▸ WORK REQUIRED: Reproduce the listing below in its entirety. Change nothing.

▸ DATA IN THIS EXERCISE:

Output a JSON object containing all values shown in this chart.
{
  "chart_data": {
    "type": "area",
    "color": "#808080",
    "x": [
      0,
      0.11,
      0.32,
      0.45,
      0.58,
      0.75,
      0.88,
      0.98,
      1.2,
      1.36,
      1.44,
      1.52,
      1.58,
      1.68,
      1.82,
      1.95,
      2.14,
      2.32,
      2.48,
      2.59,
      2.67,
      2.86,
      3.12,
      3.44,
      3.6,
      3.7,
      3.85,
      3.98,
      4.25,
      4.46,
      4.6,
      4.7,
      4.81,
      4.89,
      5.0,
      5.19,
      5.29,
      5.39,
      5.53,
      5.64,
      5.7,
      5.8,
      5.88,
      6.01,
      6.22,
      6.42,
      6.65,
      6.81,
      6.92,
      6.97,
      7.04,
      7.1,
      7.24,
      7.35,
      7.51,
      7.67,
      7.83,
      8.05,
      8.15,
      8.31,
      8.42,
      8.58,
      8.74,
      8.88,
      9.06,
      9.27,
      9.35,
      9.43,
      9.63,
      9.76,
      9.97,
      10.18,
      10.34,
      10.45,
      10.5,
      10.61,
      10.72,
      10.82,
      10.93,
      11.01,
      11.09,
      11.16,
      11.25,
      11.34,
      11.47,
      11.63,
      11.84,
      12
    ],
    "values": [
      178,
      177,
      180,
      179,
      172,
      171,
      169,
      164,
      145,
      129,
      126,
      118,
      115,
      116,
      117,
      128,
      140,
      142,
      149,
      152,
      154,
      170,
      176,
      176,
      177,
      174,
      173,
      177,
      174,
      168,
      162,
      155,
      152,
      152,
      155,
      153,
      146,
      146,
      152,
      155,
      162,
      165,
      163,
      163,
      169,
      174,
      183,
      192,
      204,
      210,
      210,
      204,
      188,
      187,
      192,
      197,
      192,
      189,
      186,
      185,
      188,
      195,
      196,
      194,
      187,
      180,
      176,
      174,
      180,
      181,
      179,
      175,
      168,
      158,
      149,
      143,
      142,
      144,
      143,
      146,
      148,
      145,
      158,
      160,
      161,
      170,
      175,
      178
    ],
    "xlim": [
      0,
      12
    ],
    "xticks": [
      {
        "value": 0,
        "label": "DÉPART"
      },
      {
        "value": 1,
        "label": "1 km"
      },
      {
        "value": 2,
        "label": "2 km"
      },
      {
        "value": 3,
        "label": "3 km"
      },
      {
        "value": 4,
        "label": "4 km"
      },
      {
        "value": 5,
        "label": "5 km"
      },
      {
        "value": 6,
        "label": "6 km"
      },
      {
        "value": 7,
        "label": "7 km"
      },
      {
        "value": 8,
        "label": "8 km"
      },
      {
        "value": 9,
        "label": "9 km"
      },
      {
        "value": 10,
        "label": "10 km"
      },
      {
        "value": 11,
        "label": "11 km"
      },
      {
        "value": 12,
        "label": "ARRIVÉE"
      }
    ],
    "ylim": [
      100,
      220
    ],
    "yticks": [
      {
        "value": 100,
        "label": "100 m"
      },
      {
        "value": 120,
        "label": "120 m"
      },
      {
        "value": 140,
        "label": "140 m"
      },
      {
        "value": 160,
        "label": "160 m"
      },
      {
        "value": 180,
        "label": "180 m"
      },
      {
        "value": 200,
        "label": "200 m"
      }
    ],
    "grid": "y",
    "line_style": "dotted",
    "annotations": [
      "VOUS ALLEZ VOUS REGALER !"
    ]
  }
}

▸ TASK RESULT:
Output a JSON object containing all values shown in this chart.
{
  "chart_data": {
    "type": "area",
    "color": "#808080",
    "x": [
      0,
      0.11,
      0.32,
      0.45,
      0.58,
      0.75,
      0.88,
      0.98,
      1.2,
      1.36,
      1.44,
      1.52,
      1.58,
      1.68,
      1.82,
      1.95,
      2.14,
      2.32,
      2.48,
      2.59,
      2.67,
      2.86,
      3.12,
      3.44,
      3.6,
      3.7,
      3.85,
      3.98,
      4.25,
      4.46,
      4.6,
      4.7,
      4.81,
      4.89,
      5.0,
      5.19,
      5.29,
      5.39,
      5.53,
      5.64,
      5.7,
      5.8,
      5.88,
      6.01,
      6.22,
      6.42,
      6.65,
      6.81,
      6.92,
      6.97,
      7.04,
      7.1,
      7.24,
      7.35,
      7.51,
      7.67,
      7.83,
      8.05,
      8.15,
      8.31,
      8.42,
      8.58,
      8.74,
      8.88,
      9.06,
      9.27,
      9.35,
      9.43,
      9.63,
      9.76,
      9.97,
      10.18,
      10.34,
      10.45,
      10.5,
      10.61,
      10.72,
      10.82,
      10.93,
      11.01,
      11.09,
      11.16,
      11.25,
      11.34,
      11.47,
      11.63,
      11.84,
      12
    ],
    "values": [
      178,
      177,
      180,
      179,
      172,
      171,
      169,
      164,
      145,
      129,
      126,
      118,
      115,
      116,
      117,
      128,
      140,
      142,
      149,
      152,
      154,
      170,
      176,
      176,
      177,
      174,
      173,
      177,
      174,
      168,
      162,
      155,
      152,
      152,
      155,
      153,
      146,
      146,
      152,
      155,
      162,
      165,
      163,
      163,
      169,
      174,
      183,
      192,
      204,
      210,
      210,
      204,
      188,
      187,
      192,
      197,
      192,
      189,
      186,
      185,
      188,
      195,
      196,
      194,
      187,
      180,
      176,
      174,
      180,
      181,
      179,
      175,
      168,
      158,
      149,
      143,
      142,
      144,
      143,
      146,
      148,
      145,
      158,
      160,
      161,
      170,
      175,
      178
    ],
    "xlim": [
      0,
      12
    ],
    "xticks": [
      {
        "value": 0,
        "label": "DÉPART"
      },
      {
        "value": 1,
        "label": "1 km"
      },
      {
        "value": 2,
        "label": "2 km"
      },
      {
        "value": 3,
        "label": "3 km"
      },
      {
        "value": 4,
        "label": "4 km"
      },
      {
        "value": 5,
        "label": "5 km"
      },
      {
        "value": 6,
        "label": "6 km"
      },
      {
        "value": 7,
        "label": "7 km"
      },
      {
        "value": 8,
        "label": "8 km"
      },
      {
        "value": 9,
        "label": "9 km"
      },
      {
        "value": 10,
        "label": "10 km"
      },
      {
        "value": 11,
        "label": "11 km"
      },
      {
        "value": 12,
        "label": "ARRIVÉE"
      }
    ],
    "ylim": [
      100,
      220
    ],
    "yticks": [
      {
        "value": 100,
        "label": "100 m"
      },
      {
        "value": 120,
        "label": "120 m"
      },
      {
        "value": 140,
        "label": "140 m"
      },
      {
        "value": 160,
        "label": "160 m"
      },
      {
        "value": 180,
        "label": "180 m"
      },
      {
        "value": 200,
        "label": "200 m"
      }
    ],
    "grid": "y",
    "line_style": "dotted",
    "annotations": [
      "VOUS ALLEZ VOUS REGALER !"
    ]
  }
}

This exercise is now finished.